»»
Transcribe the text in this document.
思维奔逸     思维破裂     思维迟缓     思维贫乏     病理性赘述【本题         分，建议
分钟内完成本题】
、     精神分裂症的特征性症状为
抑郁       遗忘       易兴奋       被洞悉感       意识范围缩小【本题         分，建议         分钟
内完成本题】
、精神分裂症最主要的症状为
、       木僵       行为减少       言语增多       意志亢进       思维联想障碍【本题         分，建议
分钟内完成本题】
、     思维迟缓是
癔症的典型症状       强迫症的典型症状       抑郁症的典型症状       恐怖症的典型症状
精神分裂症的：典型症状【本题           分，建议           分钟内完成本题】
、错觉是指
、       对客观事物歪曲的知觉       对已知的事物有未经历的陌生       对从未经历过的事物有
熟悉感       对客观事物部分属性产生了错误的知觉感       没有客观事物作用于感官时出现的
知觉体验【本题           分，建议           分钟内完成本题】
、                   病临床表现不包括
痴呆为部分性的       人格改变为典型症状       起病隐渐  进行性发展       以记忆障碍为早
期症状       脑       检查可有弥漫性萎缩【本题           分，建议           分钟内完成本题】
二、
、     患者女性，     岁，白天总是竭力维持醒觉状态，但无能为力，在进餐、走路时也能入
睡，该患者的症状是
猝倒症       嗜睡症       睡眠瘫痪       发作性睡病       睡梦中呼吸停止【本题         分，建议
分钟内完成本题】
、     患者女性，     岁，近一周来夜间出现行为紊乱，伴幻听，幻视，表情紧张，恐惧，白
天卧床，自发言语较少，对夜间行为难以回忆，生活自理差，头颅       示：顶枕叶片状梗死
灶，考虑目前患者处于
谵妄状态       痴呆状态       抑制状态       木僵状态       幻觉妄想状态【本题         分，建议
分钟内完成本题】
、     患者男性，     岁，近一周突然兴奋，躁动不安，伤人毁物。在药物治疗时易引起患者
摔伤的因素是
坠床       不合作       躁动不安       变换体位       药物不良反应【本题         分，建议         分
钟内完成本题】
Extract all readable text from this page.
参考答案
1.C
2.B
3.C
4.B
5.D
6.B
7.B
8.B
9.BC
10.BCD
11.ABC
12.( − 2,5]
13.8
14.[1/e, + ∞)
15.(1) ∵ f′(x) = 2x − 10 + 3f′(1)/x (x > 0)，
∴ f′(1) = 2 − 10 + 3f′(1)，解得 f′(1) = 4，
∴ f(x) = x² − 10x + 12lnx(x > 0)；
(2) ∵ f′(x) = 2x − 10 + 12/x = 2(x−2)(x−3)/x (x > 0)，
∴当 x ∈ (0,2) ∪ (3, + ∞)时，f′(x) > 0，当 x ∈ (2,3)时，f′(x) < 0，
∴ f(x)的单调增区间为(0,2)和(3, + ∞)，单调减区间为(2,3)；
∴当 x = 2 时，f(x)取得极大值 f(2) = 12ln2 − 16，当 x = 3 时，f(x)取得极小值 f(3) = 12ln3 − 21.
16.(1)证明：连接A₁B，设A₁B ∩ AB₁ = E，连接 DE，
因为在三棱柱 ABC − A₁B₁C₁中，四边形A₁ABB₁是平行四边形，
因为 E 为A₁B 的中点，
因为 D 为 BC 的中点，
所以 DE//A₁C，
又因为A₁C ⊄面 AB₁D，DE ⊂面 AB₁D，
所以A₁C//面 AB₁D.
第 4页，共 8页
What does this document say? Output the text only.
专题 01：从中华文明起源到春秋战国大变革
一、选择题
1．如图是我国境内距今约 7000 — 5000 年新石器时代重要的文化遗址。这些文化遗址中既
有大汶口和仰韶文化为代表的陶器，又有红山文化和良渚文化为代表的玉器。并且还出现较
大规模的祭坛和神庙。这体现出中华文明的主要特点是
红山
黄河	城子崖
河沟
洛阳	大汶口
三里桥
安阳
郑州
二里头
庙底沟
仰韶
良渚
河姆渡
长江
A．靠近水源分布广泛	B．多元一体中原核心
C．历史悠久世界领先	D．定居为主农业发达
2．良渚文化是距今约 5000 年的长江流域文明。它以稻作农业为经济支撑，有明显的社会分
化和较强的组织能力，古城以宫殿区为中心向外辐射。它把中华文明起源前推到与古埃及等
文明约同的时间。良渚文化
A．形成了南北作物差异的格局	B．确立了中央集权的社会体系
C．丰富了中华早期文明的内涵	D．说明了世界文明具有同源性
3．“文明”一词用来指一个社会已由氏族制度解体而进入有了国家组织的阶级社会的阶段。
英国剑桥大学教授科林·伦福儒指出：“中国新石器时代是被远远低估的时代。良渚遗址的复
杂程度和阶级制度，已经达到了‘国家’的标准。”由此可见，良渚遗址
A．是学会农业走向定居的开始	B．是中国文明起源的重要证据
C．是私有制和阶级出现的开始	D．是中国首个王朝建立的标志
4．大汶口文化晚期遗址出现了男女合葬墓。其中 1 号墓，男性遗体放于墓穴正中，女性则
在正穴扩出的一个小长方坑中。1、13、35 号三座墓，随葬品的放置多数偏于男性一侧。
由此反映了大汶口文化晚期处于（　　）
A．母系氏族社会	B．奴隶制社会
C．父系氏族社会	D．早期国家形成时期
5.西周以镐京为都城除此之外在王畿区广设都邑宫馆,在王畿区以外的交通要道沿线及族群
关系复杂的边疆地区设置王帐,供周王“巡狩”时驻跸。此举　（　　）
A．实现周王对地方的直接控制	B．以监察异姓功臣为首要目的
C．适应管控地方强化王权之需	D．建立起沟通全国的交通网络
««
Please repeat all the records above exactly as they appear.

TASK OUTPUT:
Transcribe the text in this document.
思维奔逸     思维破裂     思维迟缓     思维贫乏     病理性赘述【本题         分，建议
分钟内完成本题】
、     精神分裂症的特征性症状为
抑郁       遗忘       易兴奋       被洞悉感       意识范围缩小【本题         分，建议         分钟
内完成本题】
、精神分裂症最主要的症状为
、       木僵       行为减少       言语增多       意志亢进       思维联想障碍【本题         分，建议
分钟内完成本题】
、     思维迟缓是
癔症的典型症状       强迫症的典型症状       抑郁症的典型症状       恐怖症的典型症状
精神分裂症的：典型症状【本题           分，建议           分钟内完成本题】
、错觉是指
、       对客观事物歪曲的知觉       对已知的事物有未经历的陌生       对从未经历过的事物有
熟悉感       对客观事物部分属性产生了错误的知觉感       没有客观事物作用于感官时出现的
知觉体验【本题           分，建议           分钟内完成本题】
、                   病临床表现不包括
痴呆为部分性的       人格改变为典型症状       起病隐渐  进行性发展       以记忆障碍为早
期症状       脑       检查可有弥漫性萎缩【本题           分，建议           分钟内完成本题】
二、
、     患者女性，     岁，白天总是竭力维持醒觉状态，但无能为力，在进餐、走路时也能入
睡，该患者的症状是
猝倒症       嗜睡症       睡眠瘫痪       发作性睡病       睡梦中呼吸停止【本题         分，建议
分钟内完成本题】
、     患者女性，     岁，近一周来夜间出现行为紊乱，伴幻听，幻视，表情紧张，恐惧，白
天卧床，自发言语较少，对夜间行为难以回忆，生活自理差，头颅       示：顶枕叶片状梗死
灶，考虑目前患者处于
谵妄状态       痴呆状态       抑制状态       木僵状态       幻觉妄想状态【本题         分，建议
分钟内完成本题】
、     患者男性，     岁，近一周突然兴奋，躁动不安，伤人毁物。在药物治疗时易引起患者
摔伤的因素是
坠床       不合作       躁动不安       变换体位       药物不良反应【本题         分，建议         分
钟内完成本题】
Extract all readable text from this page.
参考答案
1.C
2.B
3.C
4.B
5.D
6.B
7.B
8.B
9.BC
10.BCD
11.ABC
12.( − 2,5]
13.8
14.[1/e, + ∞)
15.(1) ∵ f′(x) = 2x − 10 + 3f′(1)/x (x > 0)，
∴ f′(1) = 2 − 10 + 3f′(1)，解得 f′(1) = 4，
∴ f(x) = x² − 10x + 12lnx(x > 0)；
(2) ∵ f′(x) = 2x − 10 + 12/x = 2(x−2)(x−3)/x (x > 0)，
∴当 x ∈ (0,2) ∪ (3, + ∞)时，f′(x) > 0，当 x ∈ (2,3)时，f′(x) < 0，
∴ f(x)的单调增区间为(0,2)和(3, + ∞)，单调减区间为(2,3)；
∴当 x = 2 时，f(x)取得极大值 f(2) = 12ln2 − 16，当 x = 3 时，f(x)取得极小值 f(3) = 12ln3 − 21.
16.(1)证明：连接A₁B，设A₁B ∩ AB₁ = E，连接 DE，
因为在三棱柱 ABC − A₁B₁C₁中，四边形A₁ABB₁是平行四边形，
因为 E 为A₁B 的中点，
因为 D 为 BC 的中点，
所以 DE//A₁C，
又因为A₁C ⊄面 AB₁D，DE ⊂面 AB₁D，
所以A₁C//面 AB₁D.
第 4页，共 8页
What does this document say? Output the text only.
专题 01：从中华文明起源到春秋战国大变革
一、选择题
1．如图是我国境内距今约 7000 — 5000 年新石器时代重要的文化遗址。这些文化遗址中既
有大汶口和仰韶文化为代表的陶器，又有红山文化和良渚文化为代表的玉器。并且还出现较
大规模的祭坛和神庙。这体现出中华文明的主要特点是
红山
黄河	城子崖
河沟
洛阳	大汶口
三里桥
安阳
郑州
二里头
庙底沟
仰韶
良渚
河姆渡
长江
A．靠近水源分布广泛	B．多元一体中原核心
C．历史悠久世界领先	D．定居为主农业发达
2．良渚文化是距今约 5000 年的长江流域文明。它以稻作农业为经济支撑，有明显的社会分
化和较强的组织能力，古城以宫殿区为中心向外辐射。它把中华文明起源前推到与古埃及等
文明约同的时间。良渚文化
A．形成了南北作物差异的格局	B．确立了中央集权的社会体系
C．丰富了中华早期文明的内涵	D．说明了世界文明具有同源性
3．“文明”一词用来指一个社会已由氏族制度解体而进入有了国家组织的阶级社会的阶段。
英国剑桥大学教授科林·伦福儒指出：“中国新石器时代是被远远低估的时代。良渚遗址的复
杂程度和阶级制度，已经达到了‘国家’的标准。”由此可见，良渚遗址
A．是学会农业走向定居的开始	B．是中国文明起源的重要证据
C．是私有制和阶级出现的开始	D．是中国首个王朝建立的标志
4．大汶口文化晚期遗址出现了男女合葬墓。其中 1 号墓，男性遗体放于墓穴正中，女性则
在正穴扩出的一个小长方坑中。1、13、35 号三座墓，随葬品的放置多数偏于男性一侧。
由此反映了大汶口文化晚期处于（　　）
A．母系氏族社会	B．奴隶制社会
C．父系氏族社会	D．早期国家形成时期
5.西周以镐京为都城除此之外在王畿区广设都邑宫馆,在王畿区以外的交通要道沿线及族群
关系复杂的边疆地区设置王帐,供周王“巡狩”时驻跸。此举　（　　）
A．实现周王对地方的直接控制	B．以监察异姓功臣为首要目的
C．适应管控地方强化王权之需	D．建立起沟通全国的交通网络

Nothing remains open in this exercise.